Keep the wording of each record exactly the same when you repeat it, and leave out pictures.

— BEGIN Supplied entries —

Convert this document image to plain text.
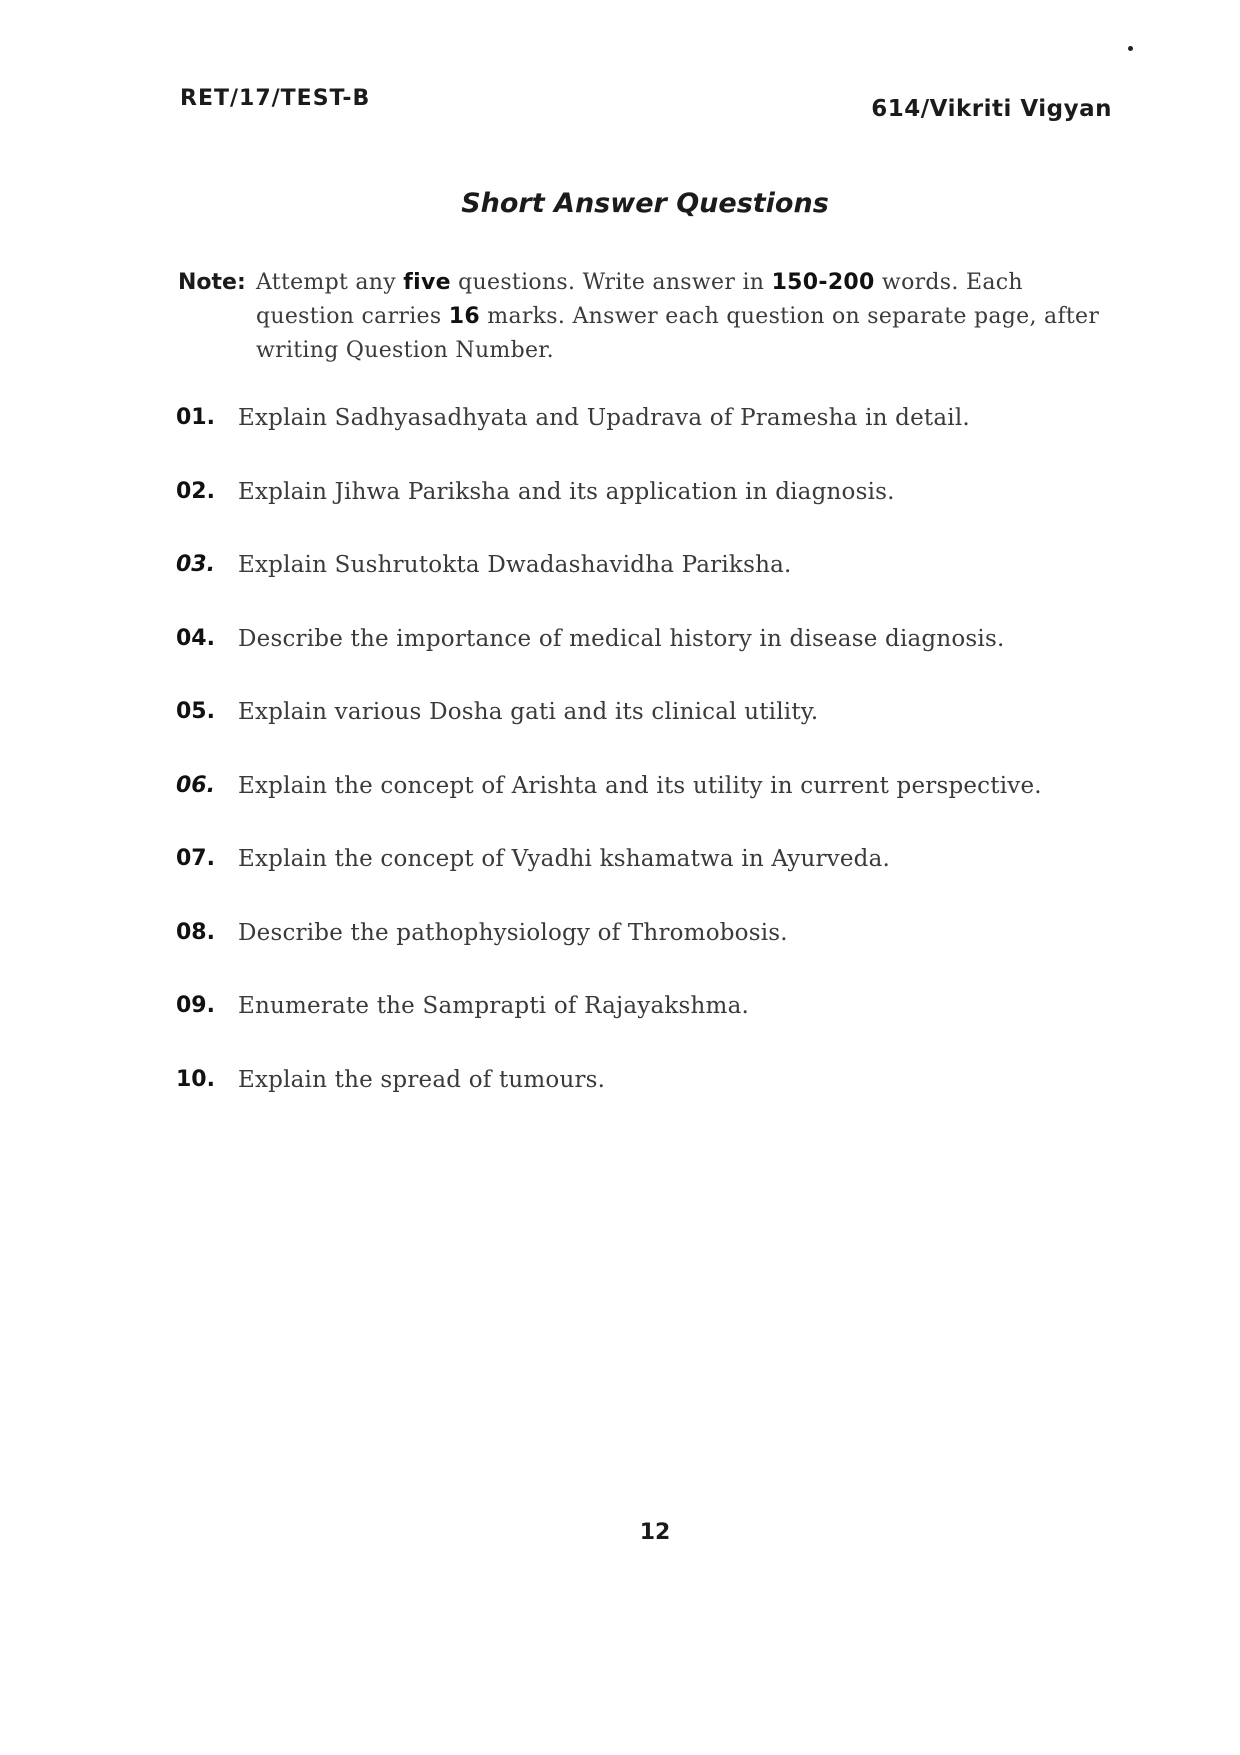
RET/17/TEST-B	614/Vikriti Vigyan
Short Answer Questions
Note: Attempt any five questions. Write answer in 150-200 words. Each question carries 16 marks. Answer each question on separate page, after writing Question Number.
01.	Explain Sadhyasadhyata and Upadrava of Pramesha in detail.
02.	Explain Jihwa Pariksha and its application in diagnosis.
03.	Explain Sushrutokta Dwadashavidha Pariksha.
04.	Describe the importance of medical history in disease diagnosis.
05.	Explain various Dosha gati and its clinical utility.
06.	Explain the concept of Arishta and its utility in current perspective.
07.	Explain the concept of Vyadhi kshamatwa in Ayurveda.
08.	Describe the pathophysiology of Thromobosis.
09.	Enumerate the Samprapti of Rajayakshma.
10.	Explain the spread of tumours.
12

— END Supplied entries —

[The response]
Convert this document image to plain text.
RET/17/TEST-B	614/Vikriti Vigyan
Short Answer Questions
Note: Attempt any five questions. Write answer in 150-200 words. Each question carries 16 marks. Answer each question on separate page, after writing Question Number.
01.	Explain Sadhyasadhyata and Upadrava of Pramesha in detail.
02.	Explain Jihwa Pariksha and its application in diagnosis.
03.	Explain Sushrutokta Dwadashavidha Pariksha.
04.	Describe the importance of medical history in disease diagnosis.
05.	Explain various Dosha gati and its clinical utility.
06.	Explain the concept of Arishta and its utility in current perspective.
07.	Explain the concept of Vyadhi kshamatwa in Ayurveda.
08.	Describe the pathophysiology of Thromobosis.
09.	Enumerate the Samprapti of Rajayakshma.
10.	Explain the spread of tumours.
12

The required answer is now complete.